• **Task requirements**
Select from the records below every line that has the word "сердечной" in it.

• **Entries provided**
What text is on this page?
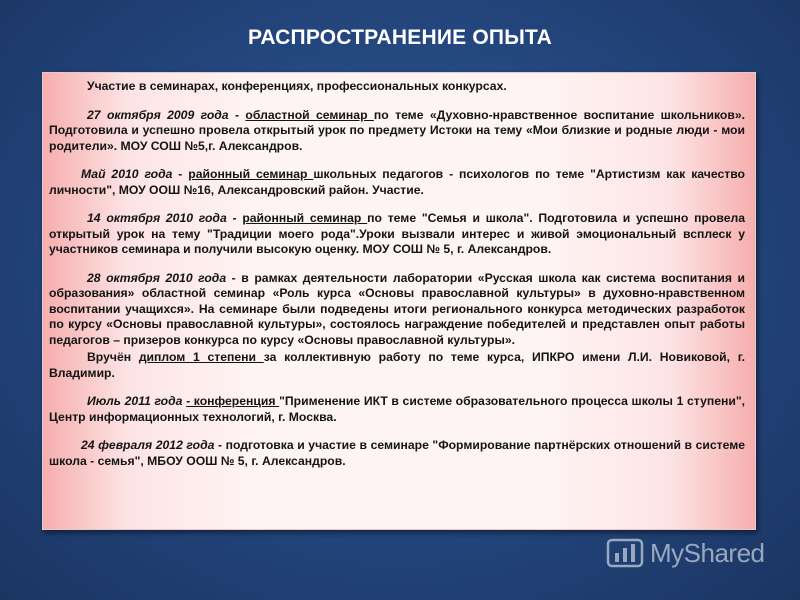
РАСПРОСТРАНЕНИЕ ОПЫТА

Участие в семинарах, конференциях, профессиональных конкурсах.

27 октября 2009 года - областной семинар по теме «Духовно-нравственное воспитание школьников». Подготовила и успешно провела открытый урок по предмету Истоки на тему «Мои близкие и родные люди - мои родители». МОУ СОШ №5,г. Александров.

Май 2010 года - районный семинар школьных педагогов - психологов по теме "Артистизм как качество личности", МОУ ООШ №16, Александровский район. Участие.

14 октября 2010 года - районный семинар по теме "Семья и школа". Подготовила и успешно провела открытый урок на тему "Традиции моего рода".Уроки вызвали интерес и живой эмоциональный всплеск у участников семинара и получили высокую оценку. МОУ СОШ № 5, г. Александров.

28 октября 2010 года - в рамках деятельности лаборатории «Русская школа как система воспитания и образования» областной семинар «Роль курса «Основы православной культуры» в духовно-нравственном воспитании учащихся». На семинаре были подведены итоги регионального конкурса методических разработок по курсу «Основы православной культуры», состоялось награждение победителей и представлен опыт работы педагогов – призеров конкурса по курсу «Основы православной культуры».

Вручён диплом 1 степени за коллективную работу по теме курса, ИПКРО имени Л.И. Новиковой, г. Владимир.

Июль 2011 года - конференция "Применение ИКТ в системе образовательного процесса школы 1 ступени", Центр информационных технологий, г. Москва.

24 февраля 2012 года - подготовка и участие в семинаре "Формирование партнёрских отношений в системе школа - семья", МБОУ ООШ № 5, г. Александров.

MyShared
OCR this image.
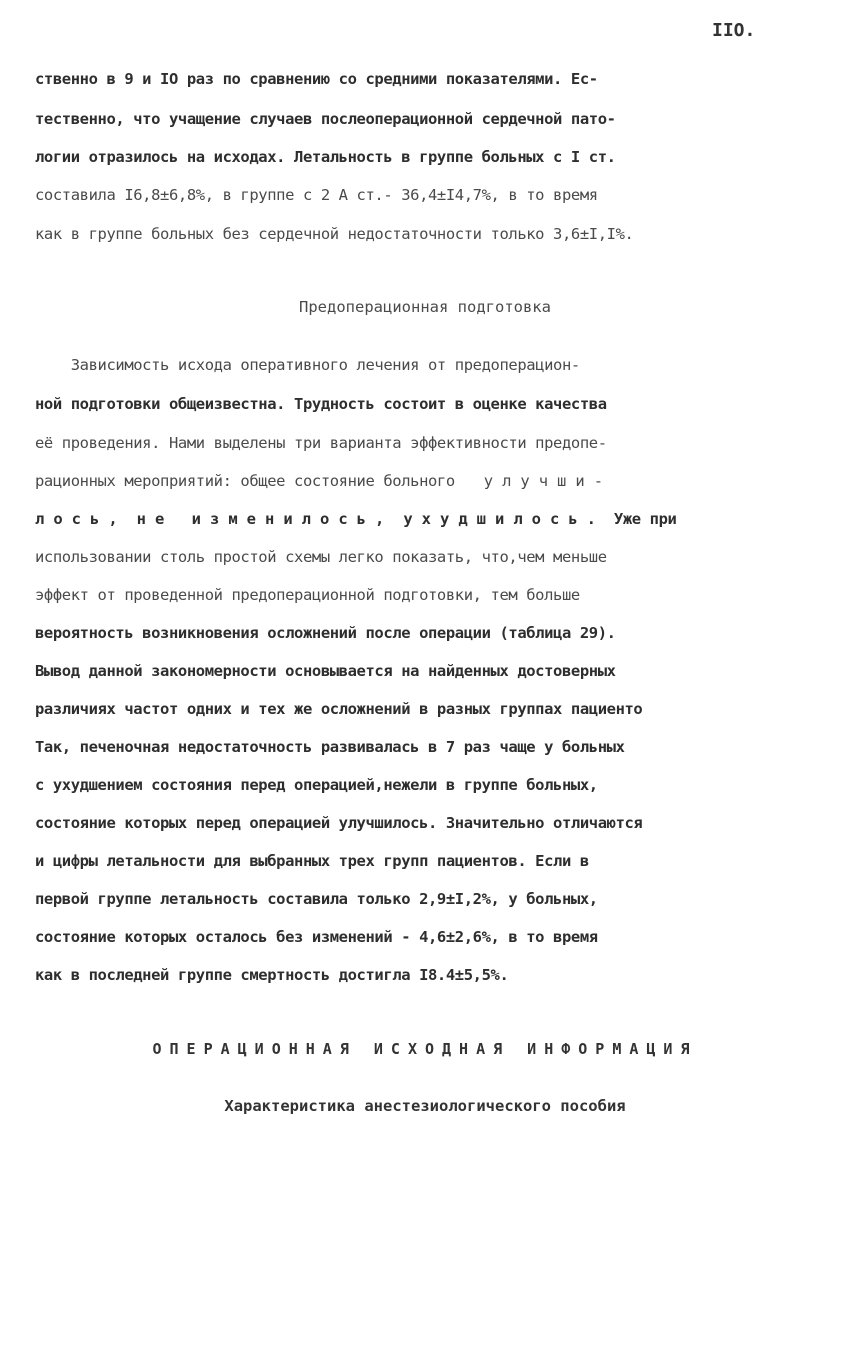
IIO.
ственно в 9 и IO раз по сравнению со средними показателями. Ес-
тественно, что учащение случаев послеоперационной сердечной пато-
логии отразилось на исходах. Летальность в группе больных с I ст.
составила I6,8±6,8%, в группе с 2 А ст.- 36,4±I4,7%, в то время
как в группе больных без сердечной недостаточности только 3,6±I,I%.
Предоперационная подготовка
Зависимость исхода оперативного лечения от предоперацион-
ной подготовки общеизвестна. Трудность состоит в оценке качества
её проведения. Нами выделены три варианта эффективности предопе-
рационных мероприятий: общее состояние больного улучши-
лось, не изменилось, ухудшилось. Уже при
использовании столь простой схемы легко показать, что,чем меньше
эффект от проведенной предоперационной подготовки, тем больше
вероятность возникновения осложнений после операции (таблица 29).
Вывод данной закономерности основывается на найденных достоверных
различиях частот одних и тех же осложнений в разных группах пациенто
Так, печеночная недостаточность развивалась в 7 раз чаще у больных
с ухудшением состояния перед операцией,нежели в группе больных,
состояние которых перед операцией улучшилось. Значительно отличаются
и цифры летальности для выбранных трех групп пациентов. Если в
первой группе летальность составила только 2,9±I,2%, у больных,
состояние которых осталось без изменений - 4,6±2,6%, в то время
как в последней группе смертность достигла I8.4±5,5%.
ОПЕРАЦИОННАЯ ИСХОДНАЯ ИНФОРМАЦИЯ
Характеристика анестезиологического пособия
==
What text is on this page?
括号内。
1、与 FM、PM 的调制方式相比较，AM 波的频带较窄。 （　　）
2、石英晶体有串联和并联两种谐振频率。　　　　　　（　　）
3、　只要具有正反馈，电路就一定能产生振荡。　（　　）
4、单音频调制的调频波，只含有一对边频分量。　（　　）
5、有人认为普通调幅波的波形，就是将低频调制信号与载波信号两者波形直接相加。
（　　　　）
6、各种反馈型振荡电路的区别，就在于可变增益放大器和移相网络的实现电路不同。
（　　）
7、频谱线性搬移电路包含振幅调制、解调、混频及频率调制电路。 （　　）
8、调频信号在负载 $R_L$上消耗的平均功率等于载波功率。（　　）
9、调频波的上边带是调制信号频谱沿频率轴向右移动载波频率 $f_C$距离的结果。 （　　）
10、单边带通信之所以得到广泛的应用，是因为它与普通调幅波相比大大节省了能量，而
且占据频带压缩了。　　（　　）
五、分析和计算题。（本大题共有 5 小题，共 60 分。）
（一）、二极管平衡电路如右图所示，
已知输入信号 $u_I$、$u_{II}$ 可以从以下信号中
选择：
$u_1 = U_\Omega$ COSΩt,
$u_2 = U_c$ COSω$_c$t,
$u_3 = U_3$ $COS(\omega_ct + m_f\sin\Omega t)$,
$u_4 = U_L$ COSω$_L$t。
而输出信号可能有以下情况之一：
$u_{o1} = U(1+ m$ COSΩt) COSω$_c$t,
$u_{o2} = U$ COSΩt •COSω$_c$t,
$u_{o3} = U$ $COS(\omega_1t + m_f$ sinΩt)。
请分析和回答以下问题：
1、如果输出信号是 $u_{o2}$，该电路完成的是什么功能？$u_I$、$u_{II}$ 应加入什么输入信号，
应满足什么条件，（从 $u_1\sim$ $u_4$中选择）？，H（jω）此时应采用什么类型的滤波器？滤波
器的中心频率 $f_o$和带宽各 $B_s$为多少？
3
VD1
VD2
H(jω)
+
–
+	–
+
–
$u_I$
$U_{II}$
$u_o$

• **Result of the task**
тественно, что учащение случаев послеоперационной сердечной пато-
как в группе больных без сердечной недостаточности только 3,6±I,I%.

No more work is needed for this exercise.